▸ **Aim of the task**
Rewrite every one of the rows below as a numbered list, leaving out any blank lines.

(Labeled box records)
┌──

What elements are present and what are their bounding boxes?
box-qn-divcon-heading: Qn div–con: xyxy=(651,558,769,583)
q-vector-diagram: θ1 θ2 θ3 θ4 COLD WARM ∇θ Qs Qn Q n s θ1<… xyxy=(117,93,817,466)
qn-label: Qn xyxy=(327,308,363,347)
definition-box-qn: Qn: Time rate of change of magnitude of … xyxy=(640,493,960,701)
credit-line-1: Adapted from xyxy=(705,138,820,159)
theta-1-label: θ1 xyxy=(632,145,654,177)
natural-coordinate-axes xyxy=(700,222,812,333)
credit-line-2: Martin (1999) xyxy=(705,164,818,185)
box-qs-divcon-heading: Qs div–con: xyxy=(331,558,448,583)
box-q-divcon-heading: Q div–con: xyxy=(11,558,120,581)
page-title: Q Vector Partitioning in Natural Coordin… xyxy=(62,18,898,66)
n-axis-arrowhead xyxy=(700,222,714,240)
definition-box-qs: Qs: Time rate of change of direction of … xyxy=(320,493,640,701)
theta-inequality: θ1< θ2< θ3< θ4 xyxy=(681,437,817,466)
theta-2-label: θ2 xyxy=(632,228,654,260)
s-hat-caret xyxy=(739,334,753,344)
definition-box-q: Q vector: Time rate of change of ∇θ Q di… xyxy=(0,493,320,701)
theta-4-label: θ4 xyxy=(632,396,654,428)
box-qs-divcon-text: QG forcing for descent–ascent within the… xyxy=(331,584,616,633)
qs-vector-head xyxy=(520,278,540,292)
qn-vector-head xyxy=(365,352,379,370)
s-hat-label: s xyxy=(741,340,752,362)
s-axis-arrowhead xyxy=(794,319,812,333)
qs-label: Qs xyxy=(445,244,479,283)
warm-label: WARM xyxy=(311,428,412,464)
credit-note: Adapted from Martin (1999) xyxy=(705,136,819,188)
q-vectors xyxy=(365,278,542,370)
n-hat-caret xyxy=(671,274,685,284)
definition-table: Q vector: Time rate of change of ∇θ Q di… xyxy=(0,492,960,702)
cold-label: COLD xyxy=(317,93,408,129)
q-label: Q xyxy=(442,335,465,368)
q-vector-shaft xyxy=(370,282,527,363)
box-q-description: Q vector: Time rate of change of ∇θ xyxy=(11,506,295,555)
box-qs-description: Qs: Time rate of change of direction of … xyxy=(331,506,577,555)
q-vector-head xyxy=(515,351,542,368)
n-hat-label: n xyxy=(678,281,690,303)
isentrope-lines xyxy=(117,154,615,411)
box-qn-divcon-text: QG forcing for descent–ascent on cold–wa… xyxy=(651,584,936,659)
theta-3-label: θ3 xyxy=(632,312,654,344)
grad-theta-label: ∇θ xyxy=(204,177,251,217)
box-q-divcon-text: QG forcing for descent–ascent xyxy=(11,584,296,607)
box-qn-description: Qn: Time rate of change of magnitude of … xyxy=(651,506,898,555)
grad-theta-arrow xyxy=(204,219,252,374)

└──

▸ **Written reply**
1. What elements are present and what are their bounding boxes?
2. box-qn-divcon-heading: Qn div–con: xyxy=(651,558,769,583)
3. q-vector-diagram: θ1 θ2 θ3 θ4 COLD WARM ∇θ Qs Qn Q n s θ1<… xyxy=(117,93,817,466)
4. qn-label: Qn xyxy=(327,308,363,347)
5. definition-box-qn: Qn: Time rate of change of magnitude of … xyxy=(640,493,960,701)
6. credit-line-1: Adapted from xyxy=(705,138,820,159)
7. theta-1-label: θ1 xyxy=(632,145,654,177)
8. natural-coordinate-axes xyxy=(700,222,812,333)
9. credit-line-2: Martin (1999) xyxy=(705,164,818,185)
10. box-qs-divcon-heading: Qs div–con: xyxy=(331,558,448,583)
11. box-q-divcon-heading: Q div–con: xyxy=(11,558,120,581)
12. page-title: Q Vector Partitioning in Natural Coordin… xyxy=(62,18,898,66)
13. n-axis-arrowhead xyxy=(700,222,714,240)
14. definition-box-qs: Qs: Time rate of change of direction of … xyxy=(320,493,640,701)
15. theta-inequality: θ1< θ2< θ3< θ4 xyxy=(681,437,817,466)
16. theta-2-label: θ2 xyxy=(632,228,654,260)
17. s-hat-caret xyxy=(739,334,753,344)
18. definition-box-q: Q vector: Time rate of change of ∇θ Q di… xyxy=(0,493,320,701)
19. theta-4-label: θ4 xyxy=(632,396,654,428)
20. box-qs-divcon-text: QG forcing for descent–ascent within the… xyxy=(331,584,616,633)
21. qs-vector-head xyxy=(520,278,540,292)
22. qn-vector-head xyxy=(365,352,379,370)
23. s-hat-label: s xyxy=(741,340,752,362)
24. s-axis-arrowhead xyxy=(794,319,812,333)
25. qs-label: Qs xyxy=(445,244,479,283)
26. warm-label: WARM xyxy=(311,428,412,464)
27. credit-note: Adapted from Martin (1999) xyxy=(705,136,819,188)
28. q-vectors xyxy=(365,278,542,370)
29. n-hat-caret xyxy=(671,274,685,284)
30. definition-table: Q vector: Time rate of change of ∇θ Q di… xyxy=(0,492,960,702)
31. cold-label: COLD xyxy=(317,93,408,129)
32. q-label: Q xyxy=(442,335,465,368)
33. q-vector-shaft xyxy=(370,282,527,363)
34. box-q-description: Q vector: Time rate of change of ∇θ xyxy=(11,506,295,555)
35. box-qs-description: Qs: Time rate of change of direction of … xyxy=(331,506,577,555)
36. q-vector-head xyxy=(515,351,542,368)
37. n-hat-label: n xyxy=(678,281,690,303)
38. isentrope-lines xyxy=(117,154,615,411)
39. box-qn-divcon-text: QG forcing for descent–ascent on cold–wa… xyxy=(651,584,936,659)
40. theta-3-label: θ3 xyxy=(632,312,654,344)
41. grad-theta-label: ∇θ xyxy=(204,177,251,217)
42. box-q-divcon-text: QG forcing for descent–ascent xyxy=(11,584,296,607)
43. box-qn-description: Qn: Time rate of change of magnitude of … xyxy=(651,506,898,555)
44. grad-theta-arrow xyxy=(204,219,252,374)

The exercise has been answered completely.